(TRY IT) The entries below are to be repeated verbatim, in full.

[[ SUPPLIED DATA open ]]

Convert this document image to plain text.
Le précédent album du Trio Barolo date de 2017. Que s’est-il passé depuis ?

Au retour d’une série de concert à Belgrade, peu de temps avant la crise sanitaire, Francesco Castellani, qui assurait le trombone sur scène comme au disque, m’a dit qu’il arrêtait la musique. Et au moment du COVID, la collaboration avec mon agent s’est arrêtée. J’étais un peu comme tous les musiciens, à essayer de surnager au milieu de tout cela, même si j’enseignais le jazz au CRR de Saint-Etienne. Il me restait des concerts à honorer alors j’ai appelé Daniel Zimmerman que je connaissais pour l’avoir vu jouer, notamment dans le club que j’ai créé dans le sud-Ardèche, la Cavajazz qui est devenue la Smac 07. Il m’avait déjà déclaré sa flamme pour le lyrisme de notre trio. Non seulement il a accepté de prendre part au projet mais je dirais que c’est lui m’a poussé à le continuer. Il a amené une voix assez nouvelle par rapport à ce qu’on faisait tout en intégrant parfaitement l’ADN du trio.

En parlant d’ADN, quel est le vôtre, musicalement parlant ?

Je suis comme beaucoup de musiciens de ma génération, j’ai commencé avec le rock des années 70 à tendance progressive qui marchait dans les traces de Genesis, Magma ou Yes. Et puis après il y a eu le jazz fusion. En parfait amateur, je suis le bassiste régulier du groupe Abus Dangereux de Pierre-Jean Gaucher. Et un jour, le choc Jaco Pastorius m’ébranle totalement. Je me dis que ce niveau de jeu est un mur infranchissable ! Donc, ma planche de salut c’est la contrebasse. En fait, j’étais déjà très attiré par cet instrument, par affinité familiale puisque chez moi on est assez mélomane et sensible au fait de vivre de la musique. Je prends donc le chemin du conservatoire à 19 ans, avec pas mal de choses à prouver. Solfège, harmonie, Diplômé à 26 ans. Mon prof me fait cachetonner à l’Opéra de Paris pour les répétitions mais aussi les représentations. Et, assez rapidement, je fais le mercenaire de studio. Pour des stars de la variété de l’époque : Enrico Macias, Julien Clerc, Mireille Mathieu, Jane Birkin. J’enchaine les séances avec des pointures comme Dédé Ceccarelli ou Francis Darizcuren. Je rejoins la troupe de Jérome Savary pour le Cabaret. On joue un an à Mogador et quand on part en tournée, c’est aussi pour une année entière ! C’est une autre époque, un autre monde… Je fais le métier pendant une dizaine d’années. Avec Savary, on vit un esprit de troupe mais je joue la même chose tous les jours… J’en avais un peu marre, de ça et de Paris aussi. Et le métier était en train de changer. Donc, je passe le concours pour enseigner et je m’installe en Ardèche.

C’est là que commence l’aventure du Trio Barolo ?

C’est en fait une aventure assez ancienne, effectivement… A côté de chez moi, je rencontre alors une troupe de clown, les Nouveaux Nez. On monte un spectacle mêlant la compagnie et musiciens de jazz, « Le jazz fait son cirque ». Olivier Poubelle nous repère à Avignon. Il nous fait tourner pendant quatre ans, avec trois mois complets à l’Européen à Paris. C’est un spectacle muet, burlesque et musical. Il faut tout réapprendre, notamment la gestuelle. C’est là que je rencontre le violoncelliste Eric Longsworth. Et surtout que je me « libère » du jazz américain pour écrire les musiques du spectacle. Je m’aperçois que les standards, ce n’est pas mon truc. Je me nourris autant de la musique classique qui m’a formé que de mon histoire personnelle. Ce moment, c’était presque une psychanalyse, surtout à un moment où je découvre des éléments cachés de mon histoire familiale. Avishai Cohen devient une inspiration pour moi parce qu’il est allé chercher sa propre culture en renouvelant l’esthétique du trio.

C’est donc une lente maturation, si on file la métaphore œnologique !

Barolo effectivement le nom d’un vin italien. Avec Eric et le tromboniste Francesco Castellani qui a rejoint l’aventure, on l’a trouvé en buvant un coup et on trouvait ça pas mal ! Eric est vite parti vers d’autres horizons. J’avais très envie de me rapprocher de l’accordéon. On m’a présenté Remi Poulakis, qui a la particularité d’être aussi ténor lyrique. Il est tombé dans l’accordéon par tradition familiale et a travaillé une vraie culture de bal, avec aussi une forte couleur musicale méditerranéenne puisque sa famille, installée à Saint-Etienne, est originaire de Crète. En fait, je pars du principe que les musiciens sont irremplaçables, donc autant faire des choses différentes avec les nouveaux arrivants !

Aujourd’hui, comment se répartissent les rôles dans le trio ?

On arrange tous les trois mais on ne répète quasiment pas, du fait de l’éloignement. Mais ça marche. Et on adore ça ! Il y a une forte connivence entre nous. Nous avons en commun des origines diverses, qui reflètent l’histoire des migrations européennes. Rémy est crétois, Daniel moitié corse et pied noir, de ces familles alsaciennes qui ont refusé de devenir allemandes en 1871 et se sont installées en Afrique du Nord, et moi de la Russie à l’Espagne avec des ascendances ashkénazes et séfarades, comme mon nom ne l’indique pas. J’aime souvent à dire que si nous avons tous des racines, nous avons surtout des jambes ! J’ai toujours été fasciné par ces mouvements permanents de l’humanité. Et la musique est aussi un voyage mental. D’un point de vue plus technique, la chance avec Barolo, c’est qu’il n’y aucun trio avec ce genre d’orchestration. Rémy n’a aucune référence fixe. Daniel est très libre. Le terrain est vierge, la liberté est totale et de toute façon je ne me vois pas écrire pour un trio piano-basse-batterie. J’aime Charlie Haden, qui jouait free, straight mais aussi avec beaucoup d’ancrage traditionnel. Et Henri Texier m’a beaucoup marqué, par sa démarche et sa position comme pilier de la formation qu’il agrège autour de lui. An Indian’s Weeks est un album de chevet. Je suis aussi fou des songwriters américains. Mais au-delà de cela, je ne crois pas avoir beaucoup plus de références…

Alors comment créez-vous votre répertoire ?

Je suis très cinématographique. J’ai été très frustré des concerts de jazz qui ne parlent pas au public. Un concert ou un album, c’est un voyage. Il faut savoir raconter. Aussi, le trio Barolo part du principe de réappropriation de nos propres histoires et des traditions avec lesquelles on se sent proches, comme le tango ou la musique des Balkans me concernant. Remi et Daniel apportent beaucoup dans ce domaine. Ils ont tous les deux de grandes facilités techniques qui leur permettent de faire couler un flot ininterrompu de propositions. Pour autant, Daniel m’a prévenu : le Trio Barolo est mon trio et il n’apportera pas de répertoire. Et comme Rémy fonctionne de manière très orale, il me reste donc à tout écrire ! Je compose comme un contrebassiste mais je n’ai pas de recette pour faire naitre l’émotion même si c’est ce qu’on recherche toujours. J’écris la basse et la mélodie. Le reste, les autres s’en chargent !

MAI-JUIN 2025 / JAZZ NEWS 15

[[ SUPPLIED DATA closed ]]

(FINISHED TASK)
Convert this document image to plain text.
Le précédent album du Trio Barolo date de 2017. Que s’est-il passé depuis ?

Au retour d’une série de concert à Belgrade, peu de temps avant la crise sanitaire, Francesco Castellani, qui assurait le trombone sur scène comme au disque, m’a dit qu’il arrêtait la musique. Et au moment du COVID, la collaboration avec mon agent s’est arrêtée. J’étais un peu comme tous les musiciens, à essayer de surnager au milieu de tout cela, même si j’enseignais le jazz au CRR de Saint-Etienne. Il me restait des concerts à honorer alors j’ai appelé Daniel Zimmerman que je connaissais pour l’avoir vu jouer, notamment dans le club que j’ai créé dans le sud-Ardèche, la Cavajazz qui est devenue la Smac 07. Il m’avait déjà déclaré sa flamme pour le lyrisme de notre trio. Non seulement il a accepté de prendre part au projet mais je dirais que c’est lui m’a poussé à le continuer. Il a amené une voix assez nouvelle par rapport à ce qu’on faisait tout en intégrant parfaitement l’ADN du trio.

En parlant d’ADN, quel est le vôtre, musicalement parlant ?

Je suis comme beaucoup de musiciens de ma génération, j’ai commencé avec le rock des années 70 à tendance progressive qui marchait dans les traces de Genesis, Magma ou Yes. Et puis après il y a eu le jazz fusion. En parfait amateur, je suis le bassiste régulier du groupe Abus Dangereux de Pierre-Jean Gaucher. Et un jour, le choc Jaco Pastorius m’ébranle totalement. Je me dis que ce niveau de jeu est un mur infranchissable ! Donc, ma planche de salut c’est la contrebasse. En fait, j’étais déjà très attiré par cet instrument, par affinité familiale puisque chez moi on est assez mélomane et sensible au fait de vivre de la musique. Je prends donc le chemin du conservatoire à 19 ans, avec pas mal de choses à prouver. Solfège, harmonie, Diplômé à 26 ans. Mon prof me fait cachetonner à l’Opéra de Paris pour les répétitions mais aussi les représentations. Et, assez rapidement, je fais le mercenaire de studio. Pour des stars de la variété de l’époque : Enrico Macias, Julien Clerc, Mireille Mathieu, Jane Birkin. J’enchaine les séances avec des pointures comme Dédé Ceccarelli ou Francis Darizcuren. Je rejoins la troupe de Jérome Savary pour le Cabaret. On joue un an à Mogador et quand on part en tournée, c’est aussi pour une année entière ! C’est une autre époque, un autre monde… Je fais le métier pendant une dizaine d’années. Avec Savary, on vit un esprit de troupe mais je joue la même chose tous les jours… J’en avais un peu marre, de ça et de Paris aussi. Et le métier était en train de changer. Donc, je passe le concours pour enseigner et je m’installe en Ardèche.

C’est là que commence l’aventure du Trio Barolo ?

C’est en fait une aventure assez ancienne, effectivement… A côté de chez moi, je rencontre alors une troupe de clown, les Nouveaux Nez. On monte un spectacle mêlant la compagnie et musiciens de jazz, « Le jazz fait son cirque ». Olivier Poubelle nous repère à Avignon. Il nous fait tourner pendant quatre ans, avec trois mois complets à l’Européen à Paris. C’est un spectacle muet, burlesque et musical. Il faut tout réapprendre, notamment la gestuelle. C’est là que je rencontre le violoncelliste Eric Longsworth. Et surtout que je me « libère » du jazz américain pour écrire les musiques du spectacle. Je m’aperçois que les standards, ce n’est pas mon truc. Je me nourris autant de la musique classique qui m’a formé que de mon histoire personnelle. Ce moment, c’était presque une psychanalyse, surtout à un moment où je découvre des éléments cachés de mon histoire familiale. Avishai Cohen devient une inspiration pour moi parce qu’il est allé chercher sa propre culture en renouvelant l’esthétique du trio.

C’est donc une lente maturation, si on file la métaphore œnologique !

Barolo effectivement le nom d’un vin italien. Avec Eric et le tromboniste Francesco Castellani qui a rejoint l’aventure, on l’a trouvé en buvant un coup et on trouvait ça pas mal ! Eric est vite parti vers d’autres horizons. J’avais très envie de me rapprocher de l’accordéon. On m’a présenté Remi Poulakis, qui a la particularité d’être aussi ténor lyrique. Il est tombé dans l’accordéon par tradition familiale et a travaillé une vraie culture de bal, avec aussi une forte couleur musicale méditerranéenne puisque sa famille, installée à Saint-Etienne, est originaire de Crète. En fait, je pars du principe que les musiciens sont irremplaçables, donc autant faire des choses différentes avec les nouveaux arrivants !

Aujourd’hui, comment se répartissent les rôles dans le trio ?

On arrange tous les trois mais on ne répète quasiment pas, du fait de l’éloignement. Mais ça marche. Et on adore ça ! Il y a une forte connivence entre nous. Nous avons en commun des origines diverses, qui reflètent l’histoire des migrations européennes. Rémy est crétois, Daniel moitié corse et pied noir, de ces familles alsaciennes qui ont refusé de devenir allemandes en 1871 et se sont installées en Afrique du Nord, et moi de la Russie à l’Espagne avec des ascendances ashkénazes et séfarades, comme mon nom ne l’indique pas. J’aime souvent à dire que si nous avons tous des racines, nous avons surtout des jambes ! J’ai toujours été fasciné par ces mouvements permanents de l’humanité. Et la musique est aussi un voyage mental. D’un point de vue plus technique, la chance avec Barolo, c’est qu’il n’y aucun trio avec ce genre d’orchestration. Rémy n’a aucune référence fixe. Daniel est très libre. Le terrain est vierge, la liberté est totale et de toute façon je ne me vois pas écrire pour un trio piano-basse-batterie. J’aime Charlie Haden, qui jouait free, straight mais aussi avec beaucoup d’ancrage traditionnel. Et Henri Texier m’a beaucoup marqué, par sa démarche et sa position comme pilier de la formation qu’il agrège autour de lui. An Indian’s Weeks est un album de chevet. Je suis aussi fou des songwriters américains. Mais au-delà de cela, je ne crois pas avoir beaucoup plus de références…

Alors comment créez-vous votre répertoire ?

Je suis très cinématographique. J’ai été très frustré des concerts de jazz qui ne parlent pas au public. Un concert ou un album, c’est un voyage. Il faut savoir raconter. Aussi, le trio Barolo part du principe de réappropriation de nos propres histoires et des traditions avec lesquelles on se sent proches, comme le tango ou la musique des Balkans me concernant. Remi et Daniel apportent beaucoup dans ce domaine. Ils ont tous les deux de grandes facilités techniques qui leur permettent de faire couler un flot ininterrompu de propositions. Pour autant, Daniel m’a prévenu : le Trio Barolo est mon trio et il n’apportera pas de répertoire. Et comme Rémy fonctionne de manière très orale, il me reste donc à tout écrire ! Je compose comme un contrebassiste mais je n’ai pas de recette pour faire naitre l’émotion même si c’est ce qu’on recherche toujours. J’écris la basse et la mélodie. Le reste, les autres s’en chargent !

MAI-JUIN 2025 / JAZZ NEWS 15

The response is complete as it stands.